What the task requires: Put the data from its first line up to and including the line that contains "newsworthy-logo-icon — [1012, 882, 1060, 936]" into a numbered list, leaving out any blank lines.

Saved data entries
....

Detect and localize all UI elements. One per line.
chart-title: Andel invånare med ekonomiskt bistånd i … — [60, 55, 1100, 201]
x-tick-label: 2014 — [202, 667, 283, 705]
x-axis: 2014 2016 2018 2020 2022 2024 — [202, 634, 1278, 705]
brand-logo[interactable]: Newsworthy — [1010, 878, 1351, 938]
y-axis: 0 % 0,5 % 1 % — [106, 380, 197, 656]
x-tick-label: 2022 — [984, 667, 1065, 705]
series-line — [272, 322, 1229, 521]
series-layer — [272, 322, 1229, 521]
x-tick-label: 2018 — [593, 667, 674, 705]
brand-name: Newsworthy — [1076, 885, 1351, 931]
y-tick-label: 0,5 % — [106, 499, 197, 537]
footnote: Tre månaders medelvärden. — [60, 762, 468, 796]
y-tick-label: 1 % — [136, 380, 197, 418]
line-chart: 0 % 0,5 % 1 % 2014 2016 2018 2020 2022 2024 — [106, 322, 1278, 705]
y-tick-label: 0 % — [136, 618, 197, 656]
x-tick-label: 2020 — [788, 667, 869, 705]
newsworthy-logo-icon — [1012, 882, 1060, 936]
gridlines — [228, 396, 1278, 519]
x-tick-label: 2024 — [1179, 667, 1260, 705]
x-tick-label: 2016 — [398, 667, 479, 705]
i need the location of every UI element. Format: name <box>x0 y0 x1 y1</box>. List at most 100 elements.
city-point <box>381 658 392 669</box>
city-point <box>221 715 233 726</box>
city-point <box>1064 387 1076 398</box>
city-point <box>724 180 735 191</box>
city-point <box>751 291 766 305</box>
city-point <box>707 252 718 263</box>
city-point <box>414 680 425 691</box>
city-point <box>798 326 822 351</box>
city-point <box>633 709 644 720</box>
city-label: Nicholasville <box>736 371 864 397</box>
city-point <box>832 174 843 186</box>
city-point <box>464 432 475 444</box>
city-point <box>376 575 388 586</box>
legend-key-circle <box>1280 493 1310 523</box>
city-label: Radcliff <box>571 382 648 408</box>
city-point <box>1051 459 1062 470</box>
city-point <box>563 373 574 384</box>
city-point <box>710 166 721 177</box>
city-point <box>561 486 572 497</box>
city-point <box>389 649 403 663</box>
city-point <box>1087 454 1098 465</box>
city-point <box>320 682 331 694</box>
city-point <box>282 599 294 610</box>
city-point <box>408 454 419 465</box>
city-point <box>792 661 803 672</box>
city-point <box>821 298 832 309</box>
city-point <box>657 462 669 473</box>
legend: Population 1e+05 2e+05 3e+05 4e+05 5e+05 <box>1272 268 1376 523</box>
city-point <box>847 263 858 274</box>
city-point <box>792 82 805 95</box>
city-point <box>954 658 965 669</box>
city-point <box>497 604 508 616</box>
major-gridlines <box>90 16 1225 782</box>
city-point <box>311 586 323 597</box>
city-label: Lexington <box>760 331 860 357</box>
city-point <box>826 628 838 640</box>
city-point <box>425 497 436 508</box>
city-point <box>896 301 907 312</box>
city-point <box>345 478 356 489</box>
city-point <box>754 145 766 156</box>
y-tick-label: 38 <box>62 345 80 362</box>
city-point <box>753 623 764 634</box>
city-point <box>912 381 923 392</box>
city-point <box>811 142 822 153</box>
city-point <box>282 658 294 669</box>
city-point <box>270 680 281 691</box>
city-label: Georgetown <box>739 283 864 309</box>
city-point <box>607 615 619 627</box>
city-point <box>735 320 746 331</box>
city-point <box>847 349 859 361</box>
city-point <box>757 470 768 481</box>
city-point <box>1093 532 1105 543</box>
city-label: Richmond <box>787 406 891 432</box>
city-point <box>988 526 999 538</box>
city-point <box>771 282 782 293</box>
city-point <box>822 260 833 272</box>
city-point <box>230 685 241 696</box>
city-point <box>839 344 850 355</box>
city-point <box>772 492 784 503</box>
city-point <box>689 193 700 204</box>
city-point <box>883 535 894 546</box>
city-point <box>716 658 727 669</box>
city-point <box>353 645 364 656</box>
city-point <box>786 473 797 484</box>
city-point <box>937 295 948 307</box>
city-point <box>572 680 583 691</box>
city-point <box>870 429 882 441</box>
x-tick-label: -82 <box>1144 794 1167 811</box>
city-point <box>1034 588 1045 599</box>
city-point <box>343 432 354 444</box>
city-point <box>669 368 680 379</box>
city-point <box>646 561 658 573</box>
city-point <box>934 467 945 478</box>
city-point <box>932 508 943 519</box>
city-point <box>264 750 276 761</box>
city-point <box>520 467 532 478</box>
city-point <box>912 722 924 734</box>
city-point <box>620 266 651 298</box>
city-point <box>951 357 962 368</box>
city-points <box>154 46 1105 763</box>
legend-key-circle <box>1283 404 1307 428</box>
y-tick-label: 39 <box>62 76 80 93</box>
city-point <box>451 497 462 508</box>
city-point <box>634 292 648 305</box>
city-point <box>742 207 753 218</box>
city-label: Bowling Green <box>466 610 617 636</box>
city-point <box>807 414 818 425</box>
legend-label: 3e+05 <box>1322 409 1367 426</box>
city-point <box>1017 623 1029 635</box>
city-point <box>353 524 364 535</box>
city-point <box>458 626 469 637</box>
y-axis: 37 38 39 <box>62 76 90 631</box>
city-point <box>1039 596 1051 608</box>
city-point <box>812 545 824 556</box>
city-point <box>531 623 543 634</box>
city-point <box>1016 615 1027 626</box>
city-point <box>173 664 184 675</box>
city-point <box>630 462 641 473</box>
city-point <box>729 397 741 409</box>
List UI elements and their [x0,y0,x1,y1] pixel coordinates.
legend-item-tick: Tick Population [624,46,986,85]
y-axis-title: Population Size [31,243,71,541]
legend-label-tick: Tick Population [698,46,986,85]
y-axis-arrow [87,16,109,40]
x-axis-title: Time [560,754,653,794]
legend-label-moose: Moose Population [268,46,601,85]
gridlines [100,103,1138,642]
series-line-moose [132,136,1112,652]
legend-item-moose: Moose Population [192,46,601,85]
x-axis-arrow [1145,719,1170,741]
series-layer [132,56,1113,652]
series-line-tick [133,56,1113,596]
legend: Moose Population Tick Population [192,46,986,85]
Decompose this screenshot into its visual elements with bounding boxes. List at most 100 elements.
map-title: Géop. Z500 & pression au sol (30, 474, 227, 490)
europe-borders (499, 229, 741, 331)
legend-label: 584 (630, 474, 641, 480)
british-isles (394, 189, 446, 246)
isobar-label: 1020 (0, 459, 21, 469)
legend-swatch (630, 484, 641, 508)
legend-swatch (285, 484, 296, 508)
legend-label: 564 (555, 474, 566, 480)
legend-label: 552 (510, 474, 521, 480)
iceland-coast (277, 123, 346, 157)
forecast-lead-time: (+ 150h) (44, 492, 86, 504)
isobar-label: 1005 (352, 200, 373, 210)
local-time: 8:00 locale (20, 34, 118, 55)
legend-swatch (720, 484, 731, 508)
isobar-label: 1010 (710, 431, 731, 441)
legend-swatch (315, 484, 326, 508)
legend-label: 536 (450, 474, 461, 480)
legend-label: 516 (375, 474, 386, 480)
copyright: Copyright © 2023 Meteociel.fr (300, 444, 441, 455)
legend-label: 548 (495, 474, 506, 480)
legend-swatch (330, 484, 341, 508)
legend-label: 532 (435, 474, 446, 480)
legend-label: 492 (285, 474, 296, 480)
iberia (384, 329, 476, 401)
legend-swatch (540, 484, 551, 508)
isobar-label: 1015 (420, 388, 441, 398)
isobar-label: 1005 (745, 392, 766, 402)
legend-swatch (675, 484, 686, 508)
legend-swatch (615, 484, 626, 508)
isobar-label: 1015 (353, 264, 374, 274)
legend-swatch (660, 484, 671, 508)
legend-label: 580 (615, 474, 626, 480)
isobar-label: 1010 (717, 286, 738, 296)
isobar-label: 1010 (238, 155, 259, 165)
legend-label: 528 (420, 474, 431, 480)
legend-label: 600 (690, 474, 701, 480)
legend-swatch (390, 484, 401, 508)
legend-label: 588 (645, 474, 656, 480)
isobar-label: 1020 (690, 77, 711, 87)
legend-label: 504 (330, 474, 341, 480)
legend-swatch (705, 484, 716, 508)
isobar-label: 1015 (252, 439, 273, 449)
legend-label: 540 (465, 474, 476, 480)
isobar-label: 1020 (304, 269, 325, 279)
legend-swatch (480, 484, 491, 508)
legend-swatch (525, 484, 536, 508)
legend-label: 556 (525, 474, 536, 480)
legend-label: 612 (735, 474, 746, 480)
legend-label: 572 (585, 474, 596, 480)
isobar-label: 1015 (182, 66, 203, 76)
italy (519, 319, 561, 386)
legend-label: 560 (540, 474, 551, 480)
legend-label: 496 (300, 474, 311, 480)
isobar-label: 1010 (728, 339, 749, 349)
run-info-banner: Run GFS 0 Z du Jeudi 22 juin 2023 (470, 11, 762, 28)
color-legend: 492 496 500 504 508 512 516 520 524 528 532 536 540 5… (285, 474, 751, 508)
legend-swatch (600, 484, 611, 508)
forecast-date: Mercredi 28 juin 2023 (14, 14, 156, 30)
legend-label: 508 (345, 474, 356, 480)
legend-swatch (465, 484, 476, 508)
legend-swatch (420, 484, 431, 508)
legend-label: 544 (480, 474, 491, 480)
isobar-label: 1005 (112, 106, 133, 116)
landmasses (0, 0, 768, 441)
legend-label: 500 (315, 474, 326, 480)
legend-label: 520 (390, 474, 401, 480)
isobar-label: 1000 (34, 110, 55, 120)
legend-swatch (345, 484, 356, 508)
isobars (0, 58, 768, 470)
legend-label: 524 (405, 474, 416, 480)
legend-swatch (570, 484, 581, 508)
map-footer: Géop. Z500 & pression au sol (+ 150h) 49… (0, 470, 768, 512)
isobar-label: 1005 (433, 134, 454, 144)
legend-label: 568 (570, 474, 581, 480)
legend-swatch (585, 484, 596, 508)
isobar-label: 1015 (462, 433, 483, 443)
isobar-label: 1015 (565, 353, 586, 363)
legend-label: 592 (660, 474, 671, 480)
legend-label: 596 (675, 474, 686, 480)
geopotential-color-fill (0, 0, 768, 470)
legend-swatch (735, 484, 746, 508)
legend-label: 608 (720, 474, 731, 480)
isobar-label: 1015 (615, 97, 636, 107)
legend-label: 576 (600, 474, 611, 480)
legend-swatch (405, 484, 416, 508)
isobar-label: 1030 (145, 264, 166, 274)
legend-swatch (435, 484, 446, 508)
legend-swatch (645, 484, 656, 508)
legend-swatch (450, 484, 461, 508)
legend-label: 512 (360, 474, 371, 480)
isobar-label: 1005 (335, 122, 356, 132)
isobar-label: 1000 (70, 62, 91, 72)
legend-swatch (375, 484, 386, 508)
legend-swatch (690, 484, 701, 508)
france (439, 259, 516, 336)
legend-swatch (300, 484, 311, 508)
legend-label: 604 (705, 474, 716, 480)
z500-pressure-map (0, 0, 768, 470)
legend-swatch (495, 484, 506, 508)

....

Result below:
1. Detect and localize all UI elements. One per line.
2. chart-title: Andel invånare med ekonomiskt bistånd i … — [60, 55, 1100, 201]
3. x-tick-label: 2014 — [202, 667, 283, 705]
4. x-axis: 2014 2016 2018 2020 2022 2024 — [202, 634, 1278, 705]
5. brand-logo[interactable]: Newsworthy — [1010, 878, 1351, 938]
6. y-axis: 0 % 0,5 % 1 % — [106, 380, 197, 656]
7. x-tick-label: 2022 — [984, 667, 1065, 705]
8. series-line — [272, 322, 1229, 521]
9. series-layer — [272, 322, 1229, 521]
10. x-tick-label: 2018 — [593, 667, 674, 705]
11. brand-name: Newsworthy — [1076, 885, 1351, 931]
12. y-tick-label: 0,5 % — [106, 499, 197, 537]
13. footnote: Tre månaders medelvärden. — [60, 762, 468, 796]
14. y-tick-label: 1 % — [136, 380, 197, 418]
15. line-chart: 0 % 0,5 % 1 % 2014 2016 2018 2020 2022 2024 — [106, 322, 1278, 705]
16. y-tick-label: 0 % — [136, 618, 197, 656]
17. x-tick-label: 2020 — [788, 667, 869, 705]
18. newsworthy-logo-icon — [1012, 882, 1060, 936]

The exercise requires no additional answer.